:: Aim of the exercise ::
Each line of the material below should be reproduced exactly.

....

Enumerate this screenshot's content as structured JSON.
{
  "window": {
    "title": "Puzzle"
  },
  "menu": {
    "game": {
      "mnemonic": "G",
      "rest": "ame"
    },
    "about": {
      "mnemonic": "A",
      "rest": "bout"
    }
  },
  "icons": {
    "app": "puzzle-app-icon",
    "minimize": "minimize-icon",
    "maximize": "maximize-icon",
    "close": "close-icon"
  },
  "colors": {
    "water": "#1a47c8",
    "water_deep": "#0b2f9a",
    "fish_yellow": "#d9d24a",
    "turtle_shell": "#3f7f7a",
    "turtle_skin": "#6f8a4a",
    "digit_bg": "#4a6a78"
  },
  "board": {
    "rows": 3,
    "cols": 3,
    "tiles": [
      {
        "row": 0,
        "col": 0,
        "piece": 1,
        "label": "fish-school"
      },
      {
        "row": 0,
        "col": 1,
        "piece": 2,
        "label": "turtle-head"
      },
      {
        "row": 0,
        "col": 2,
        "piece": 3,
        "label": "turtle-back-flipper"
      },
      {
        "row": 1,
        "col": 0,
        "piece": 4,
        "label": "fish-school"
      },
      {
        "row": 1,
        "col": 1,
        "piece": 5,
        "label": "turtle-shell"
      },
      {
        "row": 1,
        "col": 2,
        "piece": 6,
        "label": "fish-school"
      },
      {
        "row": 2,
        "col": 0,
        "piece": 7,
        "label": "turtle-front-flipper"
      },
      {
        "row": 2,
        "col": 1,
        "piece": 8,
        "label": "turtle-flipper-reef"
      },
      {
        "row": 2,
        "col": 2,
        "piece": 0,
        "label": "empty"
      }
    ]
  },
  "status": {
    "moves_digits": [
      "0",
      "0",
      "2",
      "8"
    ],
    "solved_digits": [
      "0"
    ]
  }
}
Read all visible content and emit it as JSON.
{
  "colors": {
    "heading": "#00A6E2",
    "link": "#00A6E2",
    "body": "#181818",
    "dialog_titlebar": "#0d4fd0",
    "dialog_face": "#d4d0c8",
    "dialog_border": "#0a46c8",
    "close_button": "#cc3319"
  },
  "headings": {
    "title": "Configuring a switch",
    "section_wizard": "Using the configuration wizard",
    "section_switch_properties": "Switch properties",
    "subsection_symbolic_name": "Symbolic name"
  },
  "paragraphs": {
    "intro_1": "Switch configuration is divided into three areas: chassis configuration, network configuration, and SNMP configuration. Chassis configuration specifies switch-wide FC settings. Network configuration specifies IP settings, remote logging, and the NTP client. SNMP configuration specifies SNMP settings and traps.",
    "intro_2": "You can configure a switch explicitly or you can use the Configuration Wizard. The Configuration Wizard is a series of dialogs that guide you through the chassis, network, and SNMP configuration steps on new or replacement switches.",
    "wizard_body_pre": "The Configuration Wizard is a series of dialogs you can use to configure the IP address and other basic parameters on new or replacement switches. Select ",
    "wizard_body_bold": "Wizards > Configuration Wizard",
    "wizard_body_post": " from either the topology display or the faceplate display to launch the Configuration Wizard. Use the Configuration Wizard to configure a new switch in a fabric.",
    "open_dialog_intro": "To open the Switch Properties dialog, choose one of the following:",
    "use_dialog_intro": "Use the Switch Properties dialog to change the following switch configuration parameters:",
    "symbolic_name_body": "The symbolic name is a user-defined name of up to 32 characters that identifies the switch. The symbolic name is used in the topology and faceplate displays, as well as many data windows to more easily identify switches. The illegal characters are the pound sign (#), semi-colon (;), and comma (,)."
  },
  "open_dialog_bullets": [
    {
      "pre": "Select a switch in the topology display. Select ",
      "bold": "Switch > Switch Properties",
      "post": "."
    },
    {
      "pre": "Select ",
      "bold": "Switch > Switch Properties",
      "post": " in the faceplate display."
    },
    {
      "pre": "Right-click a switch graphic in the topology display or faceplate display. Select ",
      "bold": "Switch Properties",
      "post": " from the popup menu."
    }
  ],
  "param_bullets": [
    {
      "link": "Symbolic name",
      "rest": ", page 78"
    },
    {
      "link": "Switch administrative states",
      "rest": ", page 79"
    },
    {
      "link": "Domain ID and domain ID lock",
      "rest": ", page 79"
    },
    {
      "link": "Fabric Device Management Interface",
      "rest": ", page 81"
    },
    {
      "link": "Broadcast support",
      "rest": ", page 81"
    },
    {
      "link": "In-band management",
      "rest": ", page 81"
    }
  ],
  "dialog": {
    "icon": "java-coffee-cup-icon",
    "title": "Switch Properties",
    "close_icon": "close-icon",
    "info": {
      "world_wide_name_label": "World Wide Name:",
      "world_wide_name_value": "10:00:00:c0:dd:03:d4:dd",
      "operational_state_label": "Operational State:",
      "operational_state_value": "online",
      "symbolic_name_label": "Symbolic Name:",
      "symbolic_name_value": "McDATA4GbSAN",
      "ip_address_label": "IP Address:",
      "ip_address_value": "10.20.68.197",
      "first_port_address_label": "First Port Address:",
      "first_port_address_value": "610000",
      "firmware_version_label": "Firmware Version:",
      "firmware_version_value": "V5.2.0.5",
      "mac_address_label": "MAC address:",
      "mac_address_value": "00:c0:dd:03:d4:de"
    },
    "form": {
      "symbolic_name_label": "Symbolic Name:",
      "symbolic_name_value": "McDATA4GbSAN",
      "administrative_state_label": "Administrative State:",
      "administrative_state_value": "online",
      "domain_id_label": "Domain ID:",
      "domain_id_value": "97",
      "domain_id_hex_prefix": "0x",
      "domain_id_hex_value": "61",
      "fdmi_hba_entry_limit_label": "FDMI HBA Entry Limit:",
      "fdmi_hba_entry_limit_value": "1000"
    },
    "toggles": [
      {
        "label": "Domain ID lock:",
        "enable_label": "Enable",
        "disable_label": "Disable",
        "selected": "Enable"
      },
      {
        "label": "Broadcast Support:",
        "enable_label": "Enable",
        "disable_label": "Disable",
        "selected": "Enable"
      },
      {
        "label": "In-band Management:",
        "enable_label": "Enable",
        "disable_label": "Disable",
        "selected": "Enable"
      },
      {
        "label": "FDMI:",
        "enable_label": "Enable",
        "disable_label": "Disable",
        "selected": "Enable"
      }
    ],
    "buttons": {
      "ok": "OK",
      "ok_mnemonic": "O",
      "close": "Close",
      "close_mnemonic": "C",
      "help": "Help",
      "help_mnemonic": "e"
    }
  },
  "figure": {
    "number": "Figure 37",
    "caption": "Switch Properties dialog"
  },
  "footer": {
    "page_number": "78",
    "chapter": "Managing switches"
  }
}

....

:: Expected answer ::
Enumerate this screenshot's content as structured JSON.
{
  "window": {
    "title": "Puzzle"
  },
  "menu": {
    "game": {
      "mnemonic": "G",
      "rest": "ame"
    },
    "about": {
      "mnemonic": "A",
      "rest": "bout"
    }
  },
  "icons": {
    "app": "puzzle-app-icon",
    "minimize": "minimize-icon",
    "maximize": "maximize-icon",
    "close": "close-icon"
  },
  "colors": {
    "water": "#1a47c8",
    "water_deep": "#0b2f9a",
    "fish_yellow": "#d9d24a",
    "turtle_shell": "#3f7f7a",
    "turtle_skin": "#6f8a4a",
    "digit_bg": "#4a6a78"
  },
  "board": {
    "rows": 3,
    "cols": 3,
    "tiles": [
      {
        "row": 0,
        "col": 0,
        "piece": 1,
        "label": "fish-school"
      },
      {
        "row": 0,
        "col": 1,
        "piece": 2,
        "label": "turtle-head"
      },
      {
        "row": 0,
        "col": 2,
        "piece": 3,
        "label": "turtle-back-flipper"
      },
      {
        "row": 1,
        "col": 0,
        "piece": 4,
        "label": "fish-school"
      },
      {
        "row": 1,
        "col": 1,
        "piece": 5,
        "label": "turtle-shell"
      },
      {
        "row": 1,
        "col": 2,
        "piece": 6,
        "label": "fish-school"
      },
      {
        "row": 2,
        "col": 0,
        "piece": 7,
        "label": "turtle-front-flipper"
      },
      {
        "row": 2,
        "col": 1,
        "piece": 8,
        "label": "turtle-flipper-reef"
      },
      {
        "row": 2,
        "col": 2,
        "piece": 0,
        "label": "empty"
      }
    ]
  },
  "status": {
    "moves_digits": [
      "0",
      "0",
      "2",
      "8"
    ],
    "solved_digits": [
      "0"
    ]
  }
}
Read all visible content and emit it as JSON.
{
  "colors": {
    "heading": "#00A6E2",
    "link": "#00A6E2",
    "body": "#181818",
    "dialog_titlebar": "#0d4fd0",
    "dialog_face": "#d4d0c8",
    "dialog_border": "#0a46c8",
    "close_button": "#cc3319"
  },
  "headings": {
    "title": "Configuring a switch",
    "section_wizard": "Using the configuration wizard",
    "section_switch_properties": "Switch properties",
    "subsection_symbolic_name": "Symbolic name"
  },
  "paragraphs": {
    "intro_1": "Switch configuration is divided into three areas: chassis configuration, network configuration, and SNMP configuration. Chassis configuration specifies switch-wide FC settings. Network configuration specifies IP settings, remote logging, and the NTP client. SNMP configuration specifies SNMP settings and traps.",
    "intro_2": "You can configure a switch explicitly or you can use the Configuration Wizard. The Configuration Wizard is a series of dialogs that guide you through the chassis, network, and SNMP configuration steps on new or replacement switches.",
    "wizard_body_pre": "The Configuration Wizard is a series of dialogs you can use to configure the IP address and other basic parameters on new or replacement switches. Select ",
    "wizard_body_bold": "Wizards > Configuration Wizard",
    "wizard_body_post": " from either the topology display or the faceplate display to launch the Configuration Wizard. Use the Configuration Wizard to configure a new switch in a fabric.",
    "open_dialog_intro": "To open the Switch Properties dialog, choose one of the following:",
    "use_dialog_intro": "Use the Switch Properties dialog to change the following switch configuration parameters:",
    "symbolic_name_body": "The symbolic name is a user-defined name of up to 32 characters that identifies the switch. The symbolic name is used in the topology and faceplate displays, as well as many data windows to more easily identify switches. The illegal characters are the pound sign (#), semi-colon (;), and comma (,)."
  },
  "open_dialog_bullets": [
    {
      "pre": "Select a switch in the topology display. Select ",
      "bold": "Switch > Switch Properties",
      "post": "."
    },
    {
      "pre": "Select ",
      "bold": "Switch > Switch Properties",
      "post": " in the faceplate display."
    },
    {
      "pre": "Right-click a switch graphic in the topology display or faceplate display. Select ",
      "bold": "Switch Properties",
      "post": " from the popup menu."
    }
  ],
  "param_bullets": [
    {
      "link": "Symbolic name",
      "rest": ", page 78"
    },
    {
      "link": "Switch administrative states",
      "rest": ", page 79"
    },
    {
      "link": "Domain ID and domain ID lock",
      "rest": ", page 79"
    },
    {
      "link": "Fabric Device Management Interface",
      "rest": ", page 81"
    },
    {
      "link": "Broadcast support",
      "rest": ", page 81"
    },
    {
      "link": "In-band management",
      "rest": ", page 81"
    }
  ],
  "dialog": {
    "icon": "java-coffee-cup-icon",
    "title": "Switch Properties",
    "close_icon": "close-icon",
    "info": {
      "world_wide_name_label": "World Wide Name:",
      "world_wide_name_value": "10:00:00:c0:dd:03:d4:dd",
      "operational_state_label": "Operational State:",
      "operational_state_value": "online",
      "symbolic_name_label": "Symbolic Name:",
      "symbolic_name_value": "McDATA4GbSAN",
      "ip_address_label": "IP Address:",
      "ip_address_value": "10.20.68.197",
      "first_port_address_label": "First Port Address:",
      "first_port_address_value": "610000",
      "firmware_version_label": "Firmware Version:",
      "firmware_version_value": "V5.2.0.5",
      "mac_address_label": "MAC address:",
      "mac_address_value": "00:c0:dd:03:d4:de"
    },
    "form": {
      "symbolic_name_label": "Symbolic Name:",
      "symbolic_name_value": "McDATA4GbSAN",
      "administrative_state_label": "Administrative State:",
      "administrative_state_value": "online",
      "domain_id_label": "Domain ID:",
      "domain_id_value": "97",
      "domain_id_hex_prefix": "0x",
      "domain_id_hex_value": "61",
      "fdmi_hba_entry_limit_label": "FDMI HBA Entry Limit:",
      "fdmi_hba_entry_limit_value": "1000"
    },
    "toggles": [
      {
        "label": "Domain ID lock:",
        "enable_label": "Enable",
        "disable_label": "Disable",
        "selected": "Enable"
      },
      {
        "label": "Broadcast Support:",
        "enable_label": "Enable",
        "disable_label": "Disable",
        "selected": "Enable"
      },
      {
        "label": "In-band Management:",
        "enable_label": "Enable",
        "disable_label": "Disable",
        "selected": "Enable"
      },
      {
        "label": "FDMI:",
        "enable_label": "Enable",
        "disable_label": "Disable",
        "selected": "Enable"
      }
    ],
    "buttons": {
      "ok": "OK",
      "ok_mnemonic": "O",
      "close": "Close",
      "close_mnemonic": "C",
      "help": "Help",
      "help_mnemonic": "e"
    }
  },
  "figure": {
    "number": "Figure 37",
    "caption": "Switch Properties dialog"
  },
  "footer": {
    "page_number": "78",
    "chapter": "Managing switches"
  }
}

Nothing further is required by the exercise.